** Start of RECORD EXTRACTS **

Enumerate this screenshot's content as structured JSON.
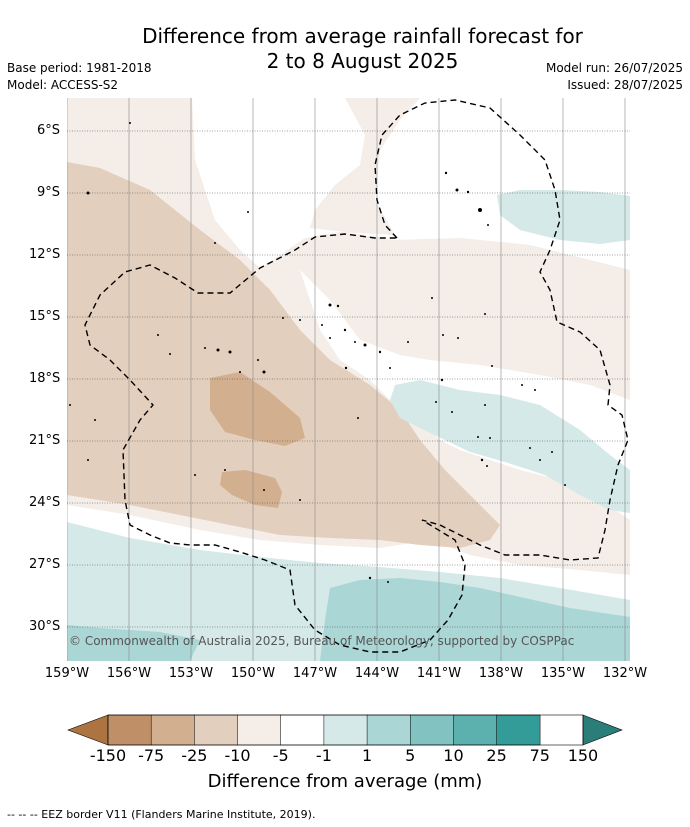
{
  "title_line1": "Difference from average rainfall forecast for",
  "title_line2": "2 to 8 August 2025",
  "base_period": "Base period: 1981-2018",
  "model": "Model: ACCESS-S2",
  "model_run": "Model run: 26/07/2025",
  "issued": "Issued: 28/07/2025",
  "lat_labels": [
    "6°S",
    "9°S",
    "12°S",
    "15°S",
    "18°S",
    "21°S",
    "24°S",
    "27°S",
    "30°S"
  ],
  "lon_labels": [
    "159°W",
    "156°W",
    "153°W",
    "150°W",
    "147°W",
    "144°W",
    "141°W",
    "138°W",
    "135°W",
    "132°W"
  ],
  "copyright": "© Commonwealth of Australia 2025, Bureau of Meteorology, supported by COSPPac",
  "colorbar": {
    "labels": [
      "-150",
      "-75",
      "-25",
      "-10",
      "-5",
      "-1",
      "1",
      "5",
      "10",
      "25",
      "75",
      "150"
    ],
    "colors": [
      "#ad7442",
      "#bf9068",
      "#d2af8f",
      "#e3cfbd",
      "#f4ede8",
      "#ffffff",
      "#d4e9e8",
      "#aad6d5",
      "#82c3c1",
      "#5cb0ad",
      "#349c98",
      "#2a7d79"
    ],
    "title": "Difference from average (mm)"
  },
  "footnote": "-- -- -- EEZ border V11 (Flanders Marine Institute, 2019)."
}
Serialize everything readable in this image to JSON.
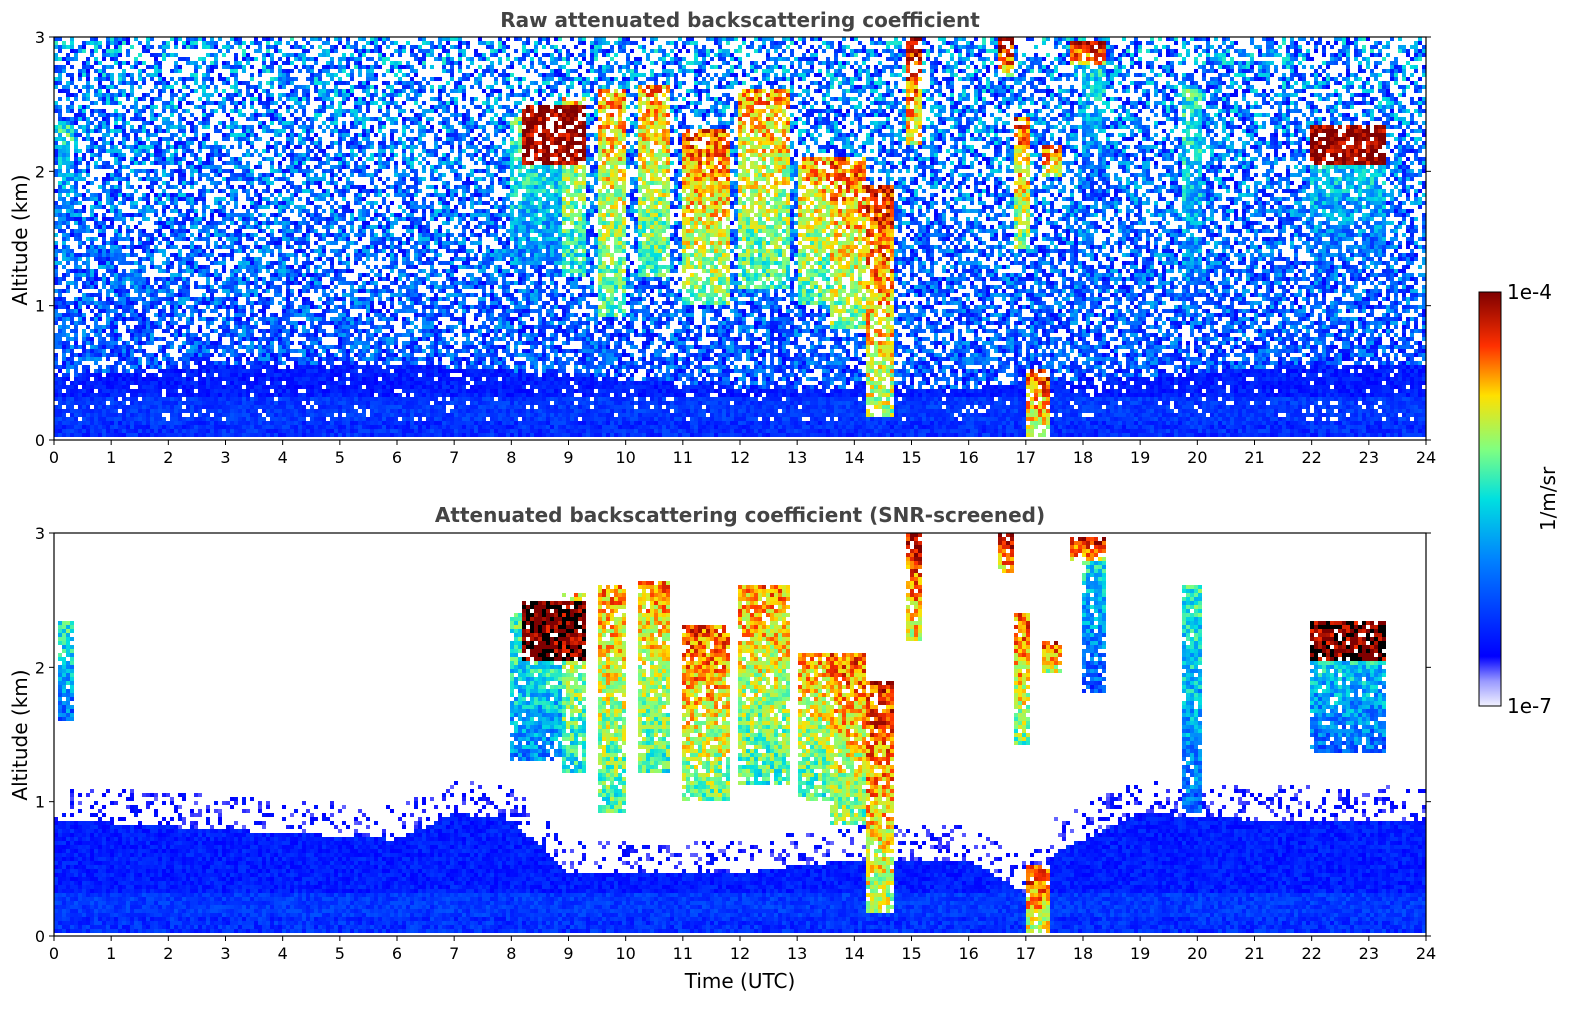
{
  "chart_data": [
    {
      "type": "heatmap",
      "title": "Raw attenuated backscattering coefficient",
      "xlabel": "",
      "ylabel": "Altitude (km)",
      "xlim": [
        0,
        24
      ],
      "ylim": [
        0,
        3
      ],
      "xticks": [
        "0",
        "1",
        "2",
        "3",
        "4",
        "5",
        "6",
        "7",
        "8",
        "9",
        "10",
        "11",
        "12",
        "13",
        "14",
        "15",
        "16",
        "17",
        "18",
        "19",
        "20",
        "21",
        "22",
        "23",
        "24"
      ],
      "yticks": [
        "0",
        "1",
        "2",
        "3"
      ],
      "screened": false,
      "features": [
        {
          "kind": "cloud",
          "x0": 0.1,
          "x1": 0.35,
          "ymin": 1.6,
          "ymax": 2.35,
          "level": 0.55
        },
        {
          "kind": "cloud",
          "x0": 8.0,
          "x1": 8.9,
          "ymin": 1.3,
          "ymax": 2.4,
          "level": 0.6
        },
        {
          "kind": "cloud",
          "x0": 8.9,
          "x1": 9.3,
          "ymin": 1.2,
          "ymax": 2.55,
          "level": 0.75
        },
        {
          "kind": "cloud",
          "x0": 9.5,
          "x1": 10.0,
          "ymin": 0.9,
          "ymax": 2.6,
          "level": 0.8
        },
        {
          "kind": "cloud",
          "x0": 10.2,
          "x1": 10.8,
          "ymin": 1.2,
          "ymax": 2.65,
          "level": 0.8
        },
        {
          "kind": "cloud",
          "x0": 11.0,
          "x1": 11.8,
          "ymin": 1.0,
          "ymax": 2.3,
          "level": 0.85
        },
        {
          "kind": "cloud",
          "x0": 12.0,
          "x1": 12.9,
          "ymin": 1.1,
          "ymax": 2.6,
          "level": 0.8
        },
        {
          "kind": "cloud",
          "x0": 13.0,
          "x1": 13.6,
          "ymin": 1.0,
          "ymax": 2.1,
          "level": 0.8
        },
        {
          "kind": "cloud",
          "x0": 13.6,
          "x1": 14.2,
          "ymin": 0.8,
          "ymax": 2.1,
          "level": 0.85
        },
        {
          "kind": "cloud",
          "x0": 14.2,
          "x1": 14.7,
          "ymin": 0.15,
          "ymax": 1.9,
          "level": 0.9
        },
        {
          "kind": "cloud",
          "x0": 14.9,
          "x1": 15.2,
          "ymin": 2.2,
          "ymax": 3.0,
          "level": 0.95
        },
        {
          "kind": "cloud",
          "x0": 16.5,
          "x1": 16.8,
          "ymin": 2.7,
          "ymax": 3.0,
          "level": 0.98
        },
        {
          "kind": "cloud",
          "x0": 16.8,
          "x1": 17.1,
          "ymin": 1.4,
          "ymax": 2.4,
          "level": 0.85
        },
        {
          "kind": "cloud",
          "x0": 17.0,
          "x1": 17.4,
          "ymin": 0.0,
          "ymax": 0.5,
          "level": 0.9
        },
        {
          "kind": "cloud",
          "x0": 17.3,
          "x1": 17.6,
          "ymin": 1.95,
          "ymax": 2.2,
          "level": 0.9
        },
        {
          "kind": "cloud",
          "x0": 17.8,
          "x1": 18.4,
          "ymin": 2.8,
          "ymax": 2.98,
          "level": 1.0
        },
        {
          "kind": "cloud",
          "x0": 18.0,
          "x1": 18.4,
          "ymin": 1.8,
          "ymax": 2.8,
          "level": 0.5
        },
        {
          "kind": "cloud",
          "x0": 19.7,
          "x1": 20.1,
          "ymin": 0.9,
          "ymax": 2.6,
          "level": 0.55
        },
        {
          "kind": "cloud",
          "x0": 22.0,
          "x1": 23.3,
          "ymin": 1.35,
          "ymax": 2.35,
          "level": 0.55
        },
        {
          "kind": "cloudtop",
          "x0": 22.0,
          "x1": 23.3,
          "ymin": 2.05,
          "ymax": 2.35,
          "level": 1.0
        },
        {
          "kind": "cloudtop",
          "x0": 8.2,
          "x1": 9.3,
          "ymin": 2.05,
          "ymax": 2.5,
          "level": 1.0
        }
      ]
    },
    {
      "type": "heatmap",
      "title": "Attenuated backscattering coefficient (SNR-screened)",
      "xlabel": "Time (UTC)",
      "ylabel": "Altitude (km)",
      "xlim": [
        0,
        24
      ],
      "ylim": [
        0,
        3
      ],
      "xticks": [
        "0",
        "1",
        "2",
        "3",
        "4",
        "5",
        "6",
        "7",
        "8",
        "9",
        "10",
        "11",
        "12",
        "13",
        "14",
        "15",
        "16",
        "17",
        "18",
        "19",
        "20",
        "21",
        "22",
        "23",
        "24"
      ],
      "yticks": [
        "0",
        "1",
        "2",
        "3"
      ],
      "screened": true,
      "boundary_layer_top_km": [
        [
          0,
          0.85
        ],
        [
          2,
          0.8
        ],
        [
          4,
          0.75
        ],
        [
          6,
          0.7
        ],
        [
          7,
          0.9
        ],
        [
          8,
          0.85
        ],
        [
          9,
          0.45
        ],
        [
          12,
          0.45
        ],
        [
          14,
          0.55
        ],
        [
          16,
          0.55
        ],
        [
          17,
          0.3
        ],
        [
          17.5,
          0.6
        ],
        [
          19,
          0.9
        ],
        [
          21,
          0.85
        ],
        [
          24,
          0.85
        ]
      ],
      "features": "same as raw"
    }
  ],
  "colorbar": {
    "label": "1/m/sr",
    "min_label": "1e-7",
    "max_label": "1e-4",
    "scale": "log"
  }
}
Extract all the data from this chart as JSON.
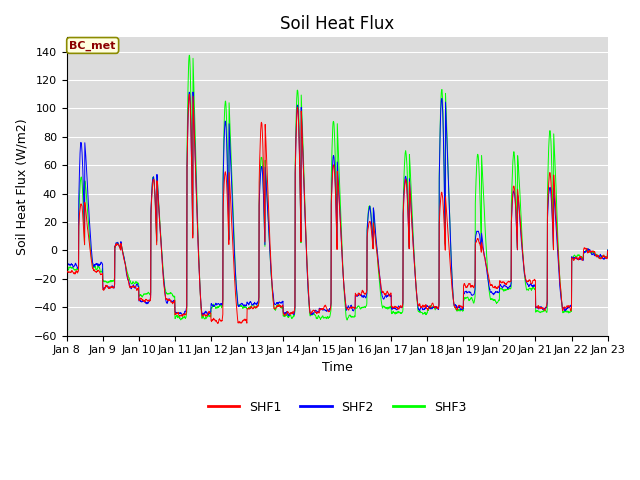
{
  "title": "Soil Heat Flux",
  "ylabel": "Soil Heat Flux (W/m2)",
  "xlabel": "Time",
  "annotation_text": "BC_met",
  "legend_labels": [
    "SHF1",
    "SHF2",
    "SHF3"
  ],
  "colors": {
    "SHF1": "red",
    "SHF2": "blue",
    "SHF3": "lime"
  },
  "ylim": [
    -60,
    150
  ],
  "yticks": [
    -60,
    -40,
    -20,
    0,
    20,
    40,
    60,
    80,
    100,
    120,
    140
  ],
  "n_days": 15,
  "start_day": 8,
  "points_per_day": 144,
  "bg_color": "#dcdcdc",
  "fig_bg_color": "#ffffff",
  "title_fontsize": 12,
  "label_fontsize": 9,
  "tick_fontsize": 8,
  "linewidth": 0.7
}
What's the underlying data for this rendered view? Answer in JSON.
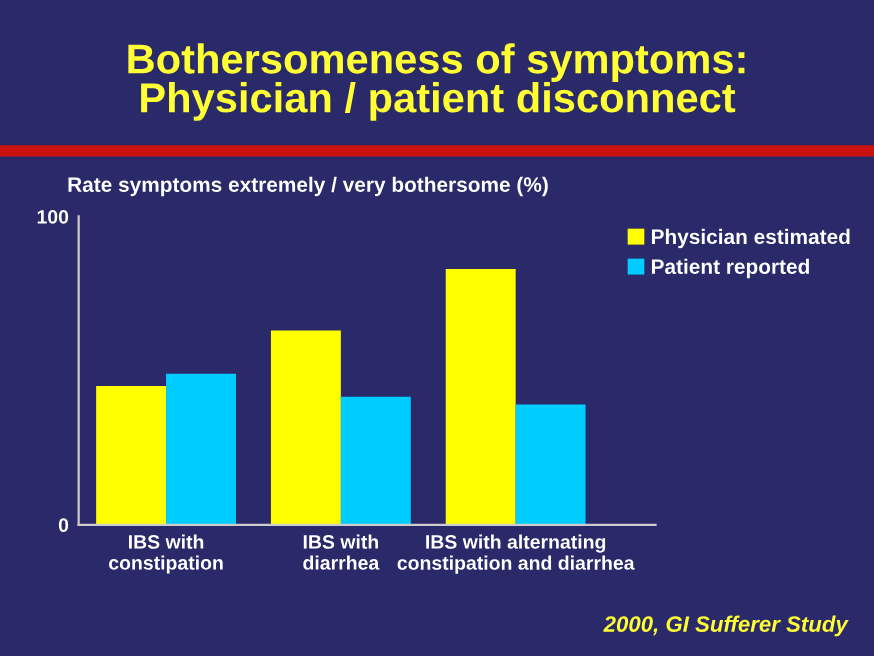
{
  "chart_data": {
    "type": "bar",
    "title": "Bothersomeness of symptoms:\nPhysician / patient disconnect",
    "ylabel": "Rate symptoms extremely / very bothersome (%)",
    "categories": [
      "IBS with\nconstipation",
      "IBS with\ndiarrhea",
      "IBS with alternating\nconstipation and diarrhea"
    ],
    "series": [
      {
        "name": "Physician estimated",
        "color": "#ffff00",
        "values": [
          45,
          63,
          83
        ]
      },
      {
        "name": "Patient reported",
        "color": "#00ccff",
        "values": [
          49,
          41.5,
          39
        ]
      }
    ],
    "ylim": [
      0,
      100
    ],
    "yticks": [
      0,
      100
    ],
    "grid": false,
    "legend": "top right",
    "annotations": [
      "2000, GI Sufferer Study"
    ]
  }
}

** End of RECORD EXTRACTS **

• TO DO: Every line from the one containing "What's the underlying" through the end of the entries above, both included, should be extracted exactly, with pictures left out.

• SOLVED EXERCISE:
What's the underlying data for this rendered view? Answer in JSON.
{
  "chart_data": {
    "type": "bar",
    "title": "Bothersomeness of symptoms:\nPhysician / patient disconnect",
    "ylabel": "Rate symptoms extremely / very bothersome (%)",
    "categories": [
      "IBS with\nconstipation",
      "IBS with\ndiarrhea",
      "IBS with alternating\nconstipation and diarrhea"
    ],
    "series": [
      {
        "name": "Physician estimated",
        "color": "#ffff00",
        "values": [
          45,
          63,
          83
        ]
      },
      {
        "name": "Patient reported",
        "color": "#00ccff",
        "values": [
          49,
          41.5,
          39
        ]
      }
    ],
    "ylim": [
      0,
      100
    ],
    "yticks": [
      0,
      100
    ],
    "grid": false,
    "legend": "top right",
    "annotations": [
      "2000, GI Sufferer Study"
    ]
  }
}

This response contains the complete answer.